READING TEXT
FORM OF NOTE
Exhibit 4.6
FORM OF NOTE
THIS SECURITY HAS NOT BEEN REGISTERED UNDER THE SECURITIES ACT OF 1933, AS AMENDED, OR ANY STATE SECURITIES LAWS AND MAY NOT BE OFFERED OR SOLD UNLESS IT HAS BEEN REGISTERED UNDER SUCH ACT AND APPLICABLE STATE SECURITIES LAWS OR UNLESS AN EXEMPTION FROM REGISTRATION IS AVAILABLE.
TELEGLOBE INTERNATIONAL HOLDINGS LTD
10% SENIOR NOTE DUE May 31, 2008
No. Dated: As of the Purchase Date (as defined in the
Note Purchase Agreement)
$[100,000,000]
FOR VALUE RECEIVED, TELEGLOBE INTERNATIONAL HOLDINGS LTD, a Bermuda company, (the “Company”), HEREBY PROMISES TO PAY to [ ] (the “Purchaser”) or its registered assigns the principal sum of [ONE HUNDRED MILLION DOLLARS] ($[100,000,000]), or such lesser unpaid principal amount as shall be outstanding hereunder, on May 31, 2008, together with interest at the interest rates and payable at such times as are specified below.
This Note is one of a series of Notes due May 31, 2008 (collectively, the “Notes”) originally issued or to be issued in an aggregate principal amount of up to $[100,000,000] pursuant to the Note Purchase Agreement dated as of , 2004 (as amended or otherwise modified from time to time, the “Note Purchase Agreement”; capitalized terms not otherwise defined herein have the same meaning as specified in the Note Purchase Agreement), among the Company, the parties designated therein as Subsidiary Guarantors, the respective purchasers named therein, and Xxxxxxxxx X.X.X. as Agent. The holder of this Note is entitled to the benefits of the Note Purchase Agreement and may enforce the agreement of the Company therein in accordance with the terms thereof, and may enforce the rights and remedies provided for thereby or otherwise available in respect thereof in accordance with the terms thereof. Each holder of this Note will be deemed, by its acceptance hereof to have made the representations set forth in Section 6.1 and 6.2 of the Note Purchase Agreement and to have authorized the Agent to act on its behalf in accordance with Section 20 of the Note Purchase Agreement.
Interest on the unpaid balance of the principal amount of this Note shall be computed on the basis of a 360-day year for the actual number of days (including the first day but excluding the last day) occurring in the period for which such interest is payable and shall accrue at a rate per annum equal to 10% per annum from (and including) the Purchase Date until the unpaid principal balance of this Note shall be paid in full (whether by scheduled maturity or at a date fixed for prepayment, redemption or repurchase or by declaration, demand or otherwise), payable quarterly in arrears, on each March 30, June 30, September 30 and December 31, commencing on [•], 2004, and on the date on which the unpaid principal balance of this Note shall be paid in full; provided, however, that to the extent permitted by law, upon the occurrence and during the continuation of an Event of Default, the principal of, and all accrued and unpaid interest on, this Note shall bear interest at a rate per annum equal to 12% per annum
from (and including) the date such Event of Default occurred until such Event of Default is cured or waived in writing in accordance with the terms of the Note Purchase Agreement.

DATA PROVIDED

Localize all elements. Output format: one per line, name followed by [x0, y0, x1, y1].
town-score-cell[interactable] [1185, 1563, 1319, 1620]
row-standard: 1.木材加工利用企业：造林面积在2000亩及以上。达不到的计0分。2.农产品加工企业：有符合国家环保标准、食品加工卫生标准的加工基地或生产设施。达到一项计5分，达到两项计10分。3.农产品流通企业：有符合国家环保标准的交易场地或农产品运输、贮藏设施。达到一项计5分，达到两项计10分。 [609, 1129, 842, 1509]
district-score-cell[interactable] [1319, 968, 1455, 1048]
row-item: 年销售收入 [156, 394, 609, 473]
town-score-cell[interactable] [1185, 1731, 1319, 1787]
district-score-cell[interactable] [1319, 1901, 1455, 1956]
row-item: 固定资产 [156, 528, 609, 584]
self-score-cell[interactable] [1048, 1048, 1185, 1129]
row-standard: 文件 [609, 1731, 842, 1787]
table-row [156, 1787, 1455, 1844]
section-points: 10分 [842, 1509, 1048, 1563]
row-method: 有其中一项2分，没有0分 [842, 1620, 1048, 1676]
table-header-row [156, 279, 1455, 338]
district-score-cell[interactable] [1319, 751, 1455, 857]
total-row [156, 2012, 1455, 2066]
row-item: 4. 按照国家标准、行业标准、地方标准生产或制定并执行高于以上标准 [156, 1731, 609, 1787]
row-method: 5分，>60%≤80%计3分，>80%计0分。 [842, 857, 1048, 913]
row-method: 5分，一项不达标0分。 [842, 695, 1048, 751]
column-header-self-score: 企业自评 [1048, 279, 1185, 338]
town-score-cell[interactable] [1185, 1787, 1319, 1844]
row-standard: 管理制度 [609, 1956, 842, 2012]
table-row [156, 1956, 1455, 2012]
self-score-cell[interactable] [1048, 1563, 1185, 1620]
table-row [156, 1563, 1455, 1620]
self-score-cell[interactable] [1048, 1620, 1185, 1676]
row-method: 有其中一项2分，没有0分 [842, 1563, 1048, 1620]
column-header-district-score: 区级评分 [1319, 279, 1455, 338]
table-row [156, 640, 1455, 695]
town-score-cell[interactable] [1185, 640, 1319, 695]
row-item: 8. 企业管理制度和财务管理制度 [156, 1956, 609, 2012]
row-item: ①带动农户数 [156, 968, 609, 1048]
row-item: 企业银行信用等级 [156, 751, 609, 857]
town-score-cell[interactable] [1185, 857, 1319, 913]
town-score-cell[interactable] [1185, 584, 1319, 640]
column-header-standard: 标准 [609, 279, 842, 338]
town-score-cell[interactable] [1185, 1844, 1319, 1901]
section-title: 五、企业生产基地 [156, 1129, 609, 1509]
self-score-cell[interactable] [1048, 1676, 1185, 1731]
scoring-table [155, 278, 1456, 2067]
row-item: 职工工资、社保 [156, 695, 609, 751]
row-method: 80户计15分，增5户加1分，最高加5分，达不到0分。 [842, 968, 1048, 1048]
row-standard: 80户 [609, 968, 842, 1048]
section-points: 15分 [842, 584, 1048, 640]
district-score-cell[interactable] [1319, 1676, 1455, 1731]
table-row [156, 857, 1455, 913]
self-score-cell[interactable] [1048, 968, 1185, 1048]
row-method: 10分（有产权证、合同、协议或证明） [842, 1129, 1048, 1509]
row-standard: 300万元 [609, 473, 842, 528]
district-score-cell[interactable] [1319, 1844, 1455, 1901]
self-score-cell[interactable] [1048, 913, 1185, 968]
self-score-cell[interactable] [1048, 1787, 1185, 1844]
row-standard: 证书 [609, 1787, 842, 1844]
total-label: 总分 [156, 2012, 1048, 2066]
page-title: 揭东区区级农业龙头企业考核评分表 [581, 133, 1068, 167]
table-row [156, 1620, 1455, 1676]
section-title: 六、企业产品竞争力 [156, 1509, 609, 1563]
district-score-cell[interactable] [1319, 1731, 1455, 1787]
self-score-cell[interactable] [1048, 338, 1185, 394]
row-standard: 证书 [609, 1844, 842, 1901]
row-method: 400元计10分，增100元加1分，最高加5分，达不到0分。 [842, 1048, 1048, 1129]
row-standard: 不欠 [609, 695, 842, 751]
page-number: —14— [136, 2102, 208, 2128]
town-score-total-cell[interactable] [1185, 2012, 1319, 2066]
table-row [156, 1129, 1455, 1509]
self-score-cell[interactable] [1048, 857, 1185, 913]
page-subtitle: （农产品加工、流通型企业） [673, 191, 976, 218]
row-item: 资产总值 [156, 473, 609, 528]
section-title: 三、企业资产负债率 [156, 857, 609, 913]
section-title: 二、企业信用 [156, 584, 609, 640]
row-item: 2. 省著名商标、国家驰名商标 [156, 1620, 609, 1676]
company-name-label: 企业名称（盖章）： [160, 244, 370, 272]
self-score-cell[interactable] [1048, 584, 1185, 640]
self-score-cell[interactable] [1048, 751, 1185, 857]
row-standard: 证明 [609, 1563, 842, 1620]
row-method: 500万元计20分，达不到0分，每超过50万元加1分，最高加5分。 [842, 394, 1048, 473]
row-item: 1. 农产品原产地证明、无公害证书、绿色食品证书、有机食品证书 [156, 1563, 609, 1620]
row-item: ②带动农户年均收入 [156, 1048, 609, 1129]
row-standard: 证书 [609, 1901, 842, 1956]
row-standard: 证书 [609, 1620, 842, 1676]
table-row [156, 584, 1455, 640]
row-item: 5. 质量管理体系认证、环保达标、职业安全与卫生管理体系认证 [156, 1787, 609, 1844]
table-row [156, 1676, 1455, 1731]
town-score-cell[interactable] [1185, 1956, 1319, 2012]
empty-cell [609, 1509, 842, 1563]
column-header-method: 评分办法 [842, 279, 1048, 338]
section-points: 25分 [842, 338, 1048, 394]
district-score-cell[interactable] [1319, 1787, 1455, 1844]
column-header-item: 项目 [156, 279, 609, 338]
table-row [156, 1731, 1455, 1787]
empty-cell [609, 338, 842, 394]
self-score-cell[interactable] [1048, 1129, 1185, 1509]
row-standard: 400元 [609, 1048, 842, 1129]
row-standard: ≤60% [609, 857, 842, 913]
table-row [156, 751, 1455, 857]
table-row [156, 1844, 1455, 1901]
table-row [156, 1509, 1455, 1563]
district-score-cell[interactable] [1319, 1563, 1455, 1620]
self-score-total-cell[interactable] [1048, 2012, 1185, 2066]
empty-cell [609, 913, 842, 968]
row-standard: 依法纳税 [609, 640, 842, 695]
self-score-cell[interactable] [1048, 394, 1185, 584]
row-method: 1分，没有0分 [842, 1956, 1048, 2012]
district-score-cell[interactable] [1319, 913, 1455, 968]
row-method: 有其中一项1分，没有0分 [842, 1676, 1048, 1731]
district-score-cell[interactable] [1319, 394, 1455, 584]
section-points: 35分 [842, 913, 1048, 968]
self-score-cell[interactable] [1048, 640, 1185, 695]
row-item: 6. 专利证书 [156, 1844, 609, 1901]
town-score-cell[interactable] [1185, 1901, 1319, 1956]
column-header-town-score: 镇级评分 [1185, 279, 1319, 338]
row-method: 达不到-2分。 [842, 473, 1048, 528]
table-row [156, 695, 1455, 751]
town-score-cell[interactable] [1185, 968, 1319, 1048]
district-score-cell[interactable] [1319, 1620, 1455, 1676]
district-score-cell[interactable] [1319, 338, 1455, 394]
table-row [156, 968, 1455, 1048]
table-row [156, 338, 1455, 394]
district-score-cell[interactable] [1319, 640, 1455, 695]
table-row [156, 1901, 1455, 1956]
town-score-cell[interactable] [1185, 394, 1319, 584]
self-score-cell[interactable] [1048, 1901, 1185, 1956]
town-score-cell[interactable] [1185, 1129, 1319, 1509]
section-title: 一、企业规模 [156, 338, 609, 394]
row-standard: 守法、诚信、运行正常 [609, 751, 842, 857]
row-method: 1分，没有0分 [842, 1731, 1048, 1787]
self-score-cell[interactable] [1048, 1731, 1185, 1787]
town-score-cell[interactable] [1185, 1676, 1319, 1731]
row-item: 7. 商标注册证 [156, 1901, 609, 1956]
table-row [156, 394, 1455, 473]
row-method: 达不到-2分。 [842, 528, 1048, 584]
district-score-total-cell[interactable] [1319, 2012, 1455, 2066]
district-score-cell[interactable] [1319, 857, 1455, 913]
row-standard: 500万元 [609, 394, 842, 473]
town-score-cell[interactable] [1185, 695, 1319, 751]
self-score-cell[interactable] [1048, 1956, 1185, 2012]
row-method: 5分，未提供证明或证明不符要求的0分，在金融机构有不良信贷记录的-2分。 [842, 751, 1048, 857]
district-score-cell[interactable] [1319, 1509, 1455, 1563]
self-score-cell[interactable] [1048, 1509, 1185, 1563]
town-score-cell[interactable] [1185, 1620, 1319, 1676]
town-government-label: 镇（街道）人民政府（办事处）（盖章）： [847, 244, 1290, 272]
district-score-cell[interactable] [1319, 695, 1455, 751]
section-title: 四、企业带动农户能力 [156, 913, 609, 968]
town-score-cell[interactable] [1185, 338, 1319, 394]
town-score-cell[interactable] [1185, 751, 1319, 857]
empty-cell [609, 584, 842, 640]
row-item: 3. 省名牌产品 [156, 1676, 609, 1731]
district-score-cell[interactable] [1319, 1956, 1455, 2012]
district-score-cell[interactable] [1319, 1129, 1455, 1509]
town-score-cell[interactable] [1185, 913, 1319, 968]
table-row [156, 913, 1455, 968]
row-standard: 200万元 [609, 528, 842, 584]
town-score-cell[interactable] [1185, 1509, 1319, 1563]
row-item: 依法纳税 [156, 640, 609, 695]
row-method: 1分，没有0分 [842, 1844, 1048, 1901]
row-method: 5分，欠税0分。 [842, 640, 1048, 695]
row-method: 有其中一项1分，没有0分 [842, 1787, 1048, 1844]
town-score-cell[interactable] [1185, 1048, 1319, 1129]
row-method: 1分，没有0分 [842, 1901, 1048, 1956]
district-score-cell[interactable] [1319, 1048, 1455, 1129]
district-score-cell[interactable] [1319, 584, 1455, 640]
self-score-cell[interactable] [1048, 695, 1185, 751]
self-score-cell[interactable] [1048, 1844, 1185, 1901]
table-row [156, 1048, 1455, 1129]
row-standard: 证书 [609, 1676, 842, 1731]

WHAT TO DO
1 > Under the note form, what annual interest rate applies while an Event of Default is occurring and continuing?
2 > Rewrite the entries from their first line down through the line containing "row-item: 年销售收入 [156, 394, 609, 473]", substituting "county-score-cell" for "district-score-cell" and leaving everything else unchanged.

TASK-BY-TASK SOLUTIONS
1 > 12% per annum

2 >
Localize all elements. Output format: one per line, name followed by [x0, y0, x1, y1].
town-score-cell[interactable] [1185, 1563, 1319, 1620]
row-standard: 1.木材加工利用企业：造林面积在2000亩及以上。达不到的计0分。2.农产品加工企业：有符合国家环保标准、食品加工卫生标准的加工基地或生产设施。达到一项计5分，达到两项计10分。3.农产品流通企业：有符合国家环保标准的交易场地或农产品运输、贮藏设施。达到一项计5分，达到两项计10分。 [609, 1129, 842, 1509]
county-score-cell[interactable] [1319, 968, 1455, 1048]
row-item: 年销售收入 [156, 394, 609, 473]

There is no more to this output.